=== Brief ===
Out of all the lines below, count those with the word "Classcial". Give the number only.

─── Material provided ───

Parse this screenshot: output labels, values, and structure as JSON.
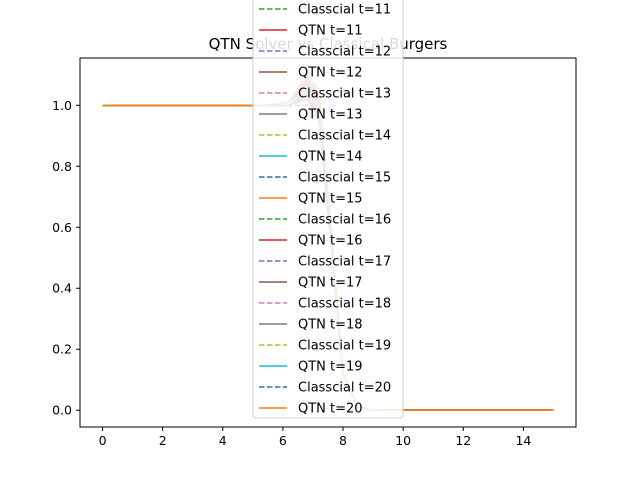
{
  "chart_data": {
    "type": "line",
    "title": "QTN Solver vs Classical Burgers",
    "xlabel": "",
    "ylabel": "",
    "xlim": [
      -0.75,
      15.75
    ],
    "ylim": [
      -0.055,
      1.155
    ],
    "xticks": [
      "0",
      "2",
      "4",
      "6",
      "8",
      "10",
      "12",
      "14"
    ],
    "yticks": [
      "0.0",
      "0.2",
      "0.4",
      "0.6",
      "0.8",
      "1.0"
    ],
    "legend_position": "upper center, overlapping the plot",
    "grid": false,
    "colors": [
      "#2ca02c",
      "#d62728",
      "#9467bd",
      "#8c564b",
      "#e377c2",
      "#7f7f7f",
      "#bcbd22",
      "#17becf",
      "#1f77b4",
      "#ff7f0e"
    ],
    "series": [
      {
        "name": "Classcial t=11",
        "style": "dashed",
        "color": "#2ca02c",
        "x": [
          0,
          5.5,
          6.2,
          6.8,
          7.2,
          7.6,
          8.0,
          8.5,
          9.0,
          15
        ],
        "y": [
          1.0,
          1.0,
          1.0,
          1.0,
          0.95,
          0.55,
          0.12,
          0.01,
          0.0,
          0.0
        ]
      },
      {
        "name": "QTN t=11",
        "style": "solid",
        "color": "#d62728",
        "x": [
          0,
          5.5,
          6.2,
          6.8,
          7.2,
          7.6,
          8.0,
          8.5,
          9.0,
          15
        ],
        "y": [
          1.0,
          1.0,
          1.0,
          1.02,
          0.96,
          0.56,
          0.12,
          0.01,
          0.0,
          0.0
        ]
      },
      {
        "name": "Classcial t=12",
        "style": "dashed",
        "color": "#9467bd",
        "x": [
          0,
          5.5,
          6.2,
          6.8,
          7.2,
          7.6,
          8.0,
          8.5,
          9.0,
          15
        ],
        "y": [
          1.0,
          1.0,
          1.0,
          1.0,
          0.95,
          0.55,
          0.12,
          0.01,
          0.0,
          0.0
        ]
      },
      {
        "name": "QTN t=12",
        "style": "solid",
        "color": "#8c564b",
        "x": [
          0,
          5.5,
          6.2,
          6.8,
          7.2,
          7.6,
          8.0,
          8.5,
          9.0,
          15
        ],
        "y": [
          1.0,
          1.0,
          1.0,
          1.03,
          0.97,
          0.56,
          0.12,
          0.01,
          0.0,
          0.0
        ]
      },
      {
        "name": "Classcial t=13",
        "style": "dashed",
        "color": "#e377c2",
        "x": [
          0,
          5.5,
          6.2,
          6.8,
          7.2,
          7.6,
          8.0,
          8.5,
          9.0,
          15
        ],
        "y": [
          1.0,
          1.0,
          1.0,
          1.0,
          0.95,
          0.55,
          0.12,
          0.01,
          0.0,
          0.0
        ]
      },
      {
        "name": "QTN t=13",
        "style": "solid",
        "color": "#7f7f7f",
        "x": [
          0,
          5.5,
          6.2,
          6.8,
          7.2,
          7.6,
          8.0,
          8.5,
          9.0,
          15
        ],
        "y": [
          1.0,
          1.0,
          1.0,
          1.04,
          0.98,
          0.57,
          0.12,
          0.01,
          0.0,
          0.0
        ]
      },
      {
        "name": "Classcial t=14",
        "style": "dashed",
        "color": "#bcbd22",
        "x": [
          0,
          5.5,
          6.2,
          6.8,
          7.2,
          7.6,
          8.0,
          8.5,
          9.0,
          15
        ],
        "y": [
          1.0,
          1.0,
          1.0,
          1.0,
          0.95,
          0.55,
          0.12,
          0.01,
          0.0,
          0.0
        ]
      },
      {
        "name": "QTN t=14",
        "style": "solid",
        "color": "#17becf",
        "x": [
          0,
          5.5,
          6.2,
          6.8,
          7.2,
          7.6,
          8.0,
          8.5,
          9.0,
          15
        ],
        "y": [
          1.0,
          1.0,
          1.0,
          1.05,
          0.99,
          0.57,
          0.12,
          0.01,
          0.0,
          0.0
        ]
      },
      {
        "name": "Classcial t=15",
        "style": "dashed",
        "color": "#1f77b4",
        "x": [
          0,
          5.5,
          6.2,
          6.8,
          7.2,
          7.6,
          8.0,
          8.5,
          9.0,
          15
        ],
        "y": [
          1.0,
          1.0,
          1.0,
          1.0,
          0.95,
          0.55,
          0.12,
          0.01,
          0.0,
          0.0
        ]
      },
      {
        "name": "QTN t=15",
        "style": "solid",
        "color": "#ff7f0e",
        "x": [
          0,
          5.5,
          6.2,
          6.8,
          7.2,
          7.6,
          8.0,
          8.5,
          9.0,
          15
        ],
        "y": [
          1.0,
          1.0,
          1.01,
          1.06,
          1.0,
          0.58,
          0.12,
          0.01,
          0.0,
          0.0
        ]
      },
      {
        "name": "Classcial t=16",
        "style": "dashed",
        "color": "#2ca02c",
        "x": [
          0,
          5.5,
          6.2,
          6.8,
          7.2,
          7.6,
          8.0,
          8.5,
          9.0,
          15
        ],
        "y": [
          1.0,
          1.0,
          1.0,
          1.0,
          0.95,
          0.55,
          0.12,
          0.01,
          0.0,
          0.0
        ]
      },
      {
        "name": "QTN t=16",
        "style": "solid",
        "color": "#d62728",
        "x": [
          0,
          5.5,
          6.2,
          6.8,
          7.2,
          7.6,
          8.0,
          8.5,
          9.0,
          15
        ],
        "y": [
          1.0,
          1.0,
          1.01,
          1.07,
          1.01,
          0.58,
          0.12,
          0.01,
          0.0,
          0.0
        ]
      },
      {
        "name": "Classcial t=17",
        "style": "dashed",
        "color": "#9467bd",
        "x": [
          0,
          5.5,
          6.2,
          6.8,
          7.2,
          7.6,
          8.0,
          8.5,
          9.0,
          15
        ],
        "y": [
          1.0,
          1.0,
          1.0,
          1.0,
          0.95,
          0.55,
          0.12,
          0.01,
          0.0,
          0.0
        ]
      },
      {
        "name": "QTN t=17",
        "style": "solid",
        "color": "#8c564b",
        "x": [
          0,
          5.5,
          6.2,
          6.8,
          7.2,
          7.6,
          8.0,
          8.5,
          9.0,
          15
        ],
        "y": [
          1.0,
          1.0,
          1.01,
          1.08,
          1.02,
          0.59,
          0.12,
          0.01,
          0.0,
          0.0
        ]
      },
      {
        "name": "Classcial t=18",
        "style": "dashed",
        "color": "#e377c2",
        "x": [
          0,
          5.5,
          6.2,
          6.8,
          7.2,
          7.6,
          8.0,
          8.5,
          9.0,
          15
        ],
        "y": [
          1.0,
          1.0,
          1.0,
          1.0,
          0.95,
          0.55,
          0.12,
          0.01,
          0.0,
          0.0
        ]
      },
      {
        "name": "QTN t=18",
        "style": "solid",
        "color": "#7f7f7f",
        "x": [
          0,
          5.5,
          6.2,
          6.8,
          7.2,
          7.6,
          8.0,
          8.5,
          9.0,
          15
        ],
        "y": [
          1.0,
          1.0,
          1.01,
          1.09,
          1.03,
          0.59,
          0.12,
          0.01,
          0.0,
          0.0
        ]
      },
      {
        "name": "Classcial t=19",
        "style": "dashed",
        "color": "#bcbd22",
        "x": [
          0,
          5.5,
          6.2,
          6.8,
          7.2,
          7.6,
          8.0,
          8.5,
          9.0,
          15
        ],
        "y": [
          1.0,
          1.0,
          1.0,
          1.0,
          0.95,
          0.55,
          0.12,
          0.01,
          0.0,
          0.0
        ]
      },
      {
        "name": "QTN t=19",
        "style": "solid",
        "color": "#17becf",
        "x": [
          0,
          5.5,
          6.2,
          6.8,
          7.2,
          7.6,
          8.0,
          8.5,
          9.0,
          15
        ],
        "y": [
          1.0,
          1.0,
          1.01,
          1.1,
          1.04,
          0.6,
          0.12,
          0.01,
          0.0,
          0.0
        ]
      },
      {
        "name": "Classcial t=20",
        "style": "dashed",
        "color": "#1f77b4",
        "x": [
          0,
          5.5,
          6.2,
          6.8,
          7.2,
          7.6,
          8.0,
          8.5,
          9.0,
          15
        ],
        "y": [
          1.0,
          1.0,
          1.0,
          1.0,
          0.95,
          0.55,
          0.12,
          0.01,
          0.0,
          0.0
        ]
      },
      {
        "name": "QTN t=20",
        "style": "solid",
        "color": "#ff7f0e",
        "x": [
          0,
          5.5,
          6.2,
          6.8,
          7.2,
          7.6,
          8.0,
          8.5,
          9.0,
          15
        ],
        "y": [
          1.0,
          1.0,
          1.01,
          1.1,
          1.05,
          0.6,
          0.12,
          0.01,
          0.0,
          0.0
        ]
      }
    ]
  }
}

───

=== The completed task ===
10